• INPUT ROWS

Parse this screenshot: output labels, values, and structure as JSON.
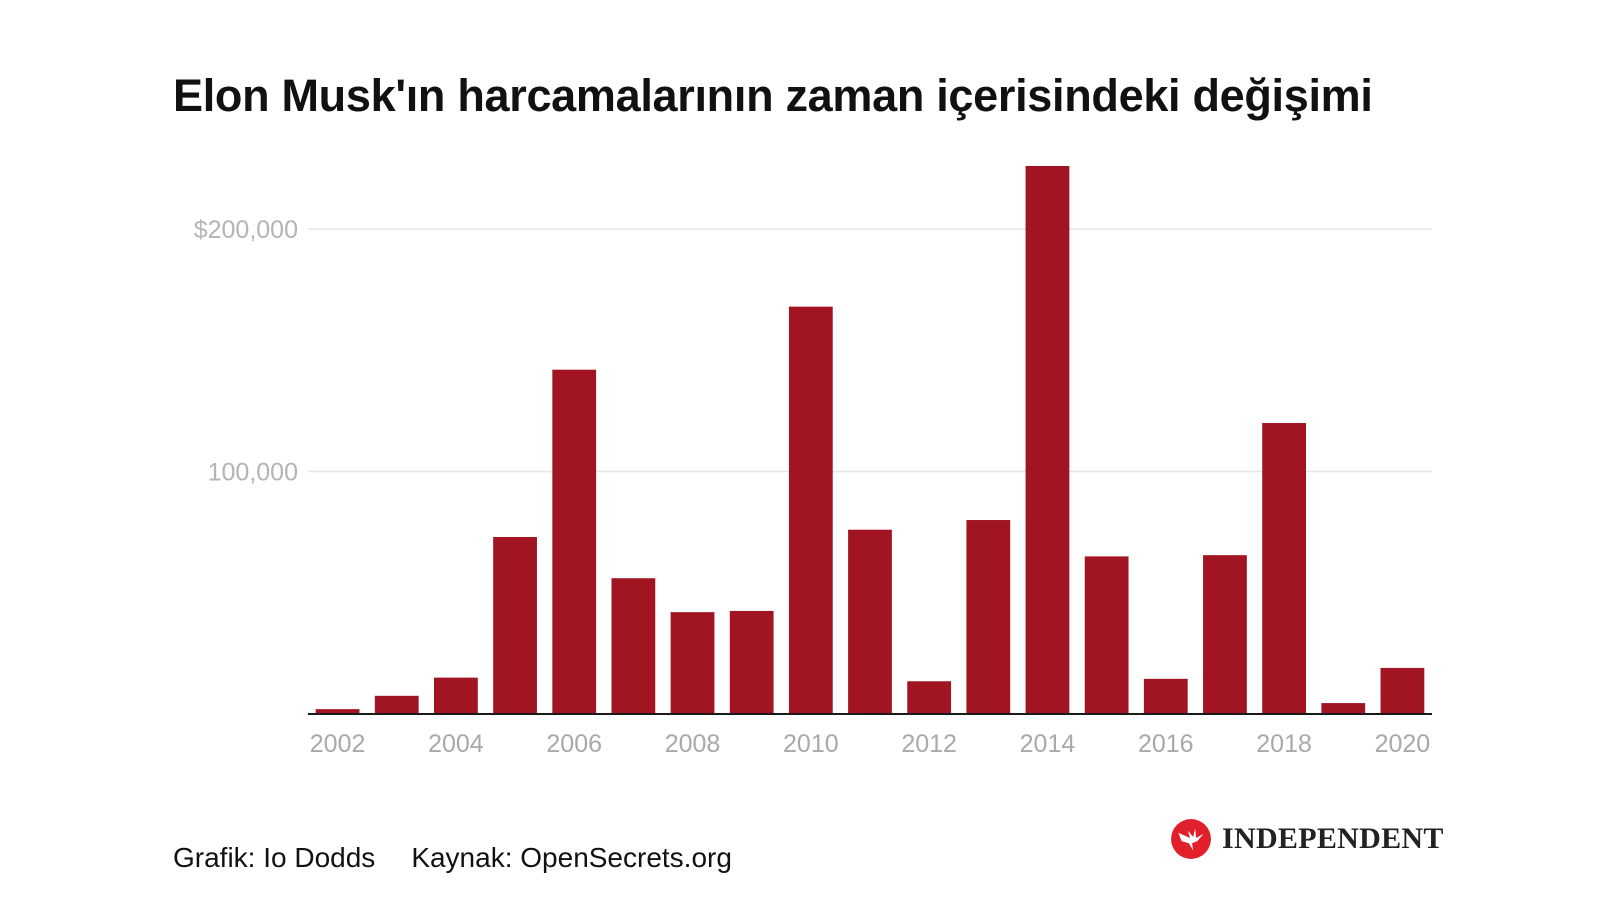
{
  "chart_data": {
    "type": "bar",
    "title": "Elon Musk'ın harcamalarının zaman içerisindeki değişimi",
    "xlabel": "",
    "ylabel": "",
    "categories": [
      "2002",
      "2003",
      "2004",
      "2005",
      "2006",
      "2007",
      "2008",
      "2009",
      "2010",
      "2011",
      "2012",
      "2013",
      "2014",
      "2015",
      "2016",
      "2017",
      "2018",
      "2019",
      "2020"
    ],
    "values": [
      2000,
      7500,
      15000,
      73000,
      142000,
      56000,
      42000,
      42500,
      168000,
      76000,
      13500,
      80000,
      226000,
      65000,
      14500,
      65500,
      120000,
      4500,
      19000
    ],
    "ylim": [
      0,
      226000
    ],
    "y_ticks": [
      {
        "value": 100000,
        "label": "100,000"
      },
      {
        "value": 200000,
        "label": "$200,000"
      }
    ],
    "x_tick_labels": [
      "2002",
      "2004",
      "2006",
      "2008",
      "2010",
      "2012",
      "2014",
      "2016",
      "2018",
      "2020"
    ],
    "bar_color": "#a11421",
    "grid": true,
    "legend": "none"
  },
  "footer": {
    "credit": "Grafik: Io Dodds",
    "source": "Kaynak: OpenSecrets.org"
  },
  "brand": {
    "name": "INDEPENDENT",
    "logo_icon": "eagle-icon",
    "logo_color": "#e2202c"
  }
}
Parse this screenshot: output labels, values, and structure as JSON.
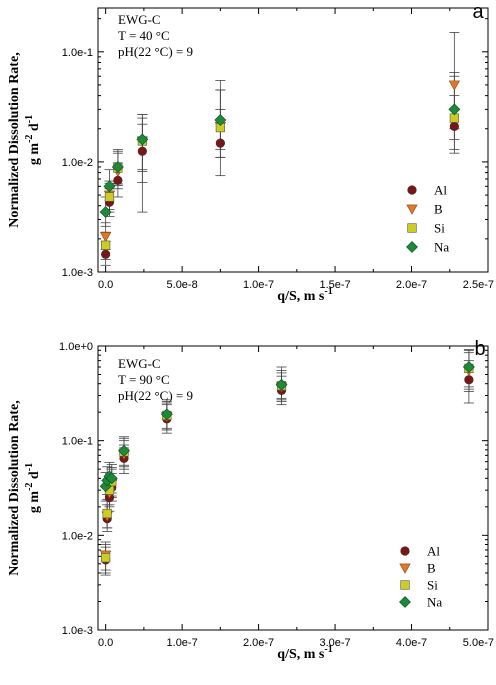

• BRIEF
Take the listing above and print it exactly, apart from the pictures.

• EXERCISE RESULT
Parse this screenshot: output labels, values, and structure as JSON.
{
  "chart_data": {
    "type": "bar",
    "title": "Elon Musk'ın harcamalarının zaman içerisindeki değişimi",
    "xlabel": "",
    "ylabel": "",
    "categories": [
      "2002",
      "2003",
      "2004",
      "2005",
      "2006",
      "2007",
      "2008",
      "2009",
      "2010",
      "2011",
      "2012",
      "2013",
      "2014",
      "2015",
      "2016",
      "2017",
      "2018",
      "2019",
      "2020"
    ],
    "values": [
      2000,
      7500,
      15000,
      73000,
      142000,
      56000,
      42000,
      42500,
      168000,
      76000,
      13500,
      80000,
      226000,
      65000,
      14500,
      65500,
      120000,
      4500,
      19000
    ],
    "ylim": [
      0,
      226000
    ],
    "y_ticks": [
      {
        "value": 100000,
        "label": "100,000"
      },
      {
        "value": 200000,
        "label": "$200,000"
      }
    ],
    "x_tick_labels": [
      "2002",
      "2004",
      "2006",
      "2008",
      "2010",
      "2012",
      "2014",
      "2016",
      "2018",
      "2020"
    ],
    "bar_color": "#a11421",
    "grid": true,
    "legend": "none"
  },
  "footer": {
    "credit": "Grafik: Io Dodds",
    "source": "Kaynak: OpenSecrets.org"
  },
  "brand": {
    "name": "INDEPENDENT",
    "logo_icon": "eagle-icon",
    "logo_color": "#e2202c"
  }
}
Parse this screenshot: output labels, values, and structure as JSON.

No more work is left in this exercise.